TASK OBJECTIVE:
Make an exact copy of the listing below.

(Rows from a dataset)
******

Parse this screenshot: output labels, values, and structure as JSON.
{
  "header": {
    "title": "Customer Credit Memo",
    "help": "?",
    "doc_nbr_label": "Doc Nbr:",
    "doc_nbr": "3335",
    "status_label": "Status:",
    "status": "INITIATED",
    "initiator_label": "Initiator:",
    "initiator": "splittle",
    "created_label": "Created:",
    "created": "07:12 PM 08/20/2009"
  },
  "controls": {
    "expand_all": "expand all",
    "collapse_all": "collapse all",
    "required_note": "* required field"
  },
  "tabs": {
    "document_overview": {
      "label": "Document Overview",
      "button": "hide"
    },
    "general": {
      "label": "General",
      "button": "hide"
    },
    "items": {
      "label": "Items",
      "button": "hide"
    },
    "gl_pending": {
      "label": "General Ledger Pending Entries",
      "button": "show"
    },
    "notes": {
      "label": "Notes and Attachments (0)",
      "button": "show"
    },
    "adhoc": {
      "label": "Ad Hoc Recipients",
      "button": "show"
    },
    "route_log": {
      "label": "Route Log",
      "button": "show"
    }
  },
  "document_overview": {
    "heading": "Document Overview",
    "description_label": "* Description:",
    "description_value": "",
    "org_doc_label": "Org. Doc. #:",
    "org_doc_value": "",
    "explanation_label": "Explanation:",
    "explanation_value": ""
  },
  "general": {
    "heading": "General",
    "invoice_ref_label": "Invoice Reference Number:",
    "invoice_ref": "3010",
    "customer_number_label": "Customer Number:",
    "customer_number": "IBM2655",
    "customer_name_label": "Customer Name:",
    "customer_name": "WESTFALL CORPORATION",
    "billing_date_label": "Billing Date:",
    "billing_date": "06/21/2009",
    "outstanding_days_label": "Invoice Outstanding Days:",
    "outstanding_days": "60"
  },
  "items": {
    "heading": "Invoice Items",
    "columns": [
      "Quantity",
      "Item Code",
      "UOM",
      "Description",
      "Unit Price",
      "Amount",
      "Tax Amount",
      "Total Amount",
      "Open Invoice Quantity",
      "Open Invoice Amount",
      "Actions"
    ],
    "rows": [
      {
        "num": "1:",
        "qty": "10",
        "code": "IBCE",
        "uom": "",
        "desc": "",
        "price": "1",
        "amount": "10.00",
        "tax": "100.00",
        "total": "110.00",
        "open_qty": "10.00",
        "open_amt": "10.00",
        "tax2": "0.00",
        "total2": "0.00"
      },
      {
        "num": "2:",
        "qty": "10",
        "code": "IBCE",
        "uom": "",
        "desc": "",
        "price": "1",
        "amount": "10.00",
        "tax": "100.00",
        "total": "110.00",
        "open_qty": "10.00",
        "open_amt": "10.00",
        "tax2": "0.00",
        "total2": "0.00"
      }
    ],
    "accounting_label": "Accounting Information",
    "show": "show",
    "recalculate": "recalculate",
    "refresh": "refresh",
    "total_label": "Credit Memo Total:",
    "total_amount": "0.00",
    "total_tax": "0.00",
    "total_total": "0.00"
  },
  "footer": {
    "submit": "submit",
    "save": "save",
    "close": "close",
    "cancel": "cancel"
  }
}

******

OUTPUT FOR THIS TASK:
Parse this screenshot: output labels, values, and structure as JSON.
{
  "header": {
    "title": "Customer Credit Memo",
    "help": "?",
    "doc_nbr_label": "Doc Nbr:",
    "doc_nbr": "3335",
    "status_label": "Status:",
    "status": "INITIATED",
    "initiator_label": "Initiator:",
    "initiator": "splittle",
    "created_label": "Created:",
    "created": "07:12 PM 08/20/2009"
  },
  "controls": {
    "expand_all": "expand all",
    "collapse_all": "collapse all",
    "required_note": "* required field"
  },
  "tabs": {
    "document_overview": {
      "label": "Document Overview",
      "button": "hide"
    },
    "general": {
      "label": "General",
      "button": "hide"
    },
    "items": {
      "label": "Items",
      "button": "hide"
    },
    "gl_pending": {
      "label": "General Ledger Pending Entries",
      "button": "show"
    },
    "notes": {
      "label": "Notes and Attachments (0)",
      "button": "show"
    },
    "adhoc": {
      "label": "Ad Hoc Recipients",
      "button": "show"
    },
    "route_log": {
      "label": "Route Log",
      "button": "show"
    }
  },
  "document_overview": {
    "heading": "Document Overview",
    "description_label": "* Description:",
    "description_value": "",
    "org_doc_label": "Org. Doc. #:",
    "org_doc_value": "",
    "explanation_label": "Explanation:",
    "explanation_value": ""
  },
  "general": {
    "heading": "General",
    "invoice_ref_label": "Invoice Reference Number:",
    "invoice_ref": "3010",
    "customer_number_label": "Customer Number:",
    "customer_number": "IBM2655",
    "customer_name_label": "Customer Name:",
    "customer_name": "WESTFALL CORPORATION",
    "billing_date_label": "Billing Date:",
    "billing_date": "06/21/2009",
    "outstanding_days_label": "Invoice Outstanding Days:",
    "outstanding_days": "60"
  },
  "items": {
    "heading": "Invoice Items",
    "columns": [
      "Quantity",
      "Item Code",
      "UOM",
      "Description",
      "Unit Price",
      "Amount",
      "Tax Amount",
      "Total Amount",
      "Open Invoice Quantity",
      "Open Invoice Amount",
      "Actions"
    ],
    "rows": [
      {
        "num": "1:",
        "qty": "10",
        "code": "IBCE",
        "uom": "",
        "desc": "",
        "price": "1",
        "amount": "10.00",
        "tax": "100.00",
        "total": "110.00",
        "open_qty": "10.00",
        "open_amt": "10.00",
        "tax2": "0.00",
        "total2": "0.00"
      },
      {
        "num": "2:",
        "qty": "10",
        "code": "IBCE",
        "uom": "",
        "desc": "",
        "price": "1",
        "amount": "10.00",
        "tax": "100.00",
        "total": "110.00",
        "open_qty": "10.00",
        "open_amt": "10.00",
        "tax2": "0.00",
        "total2": "0.00"
      }
    ],
    "accounting_label": "Accounting Information",
    "show": "show",
    "recalculate": "recalculate",
    "refresh": "refresh",
    "total_label": "Credit Memo Total:",
    "total_amount": "0.00",
    "total_tax": "0.00",
    "total_total": "0.00"
  },
  "footer": {
    "submit": "submit",
    "save": "save",
    "close": "close",
    "cancel": "cancel"
  }
}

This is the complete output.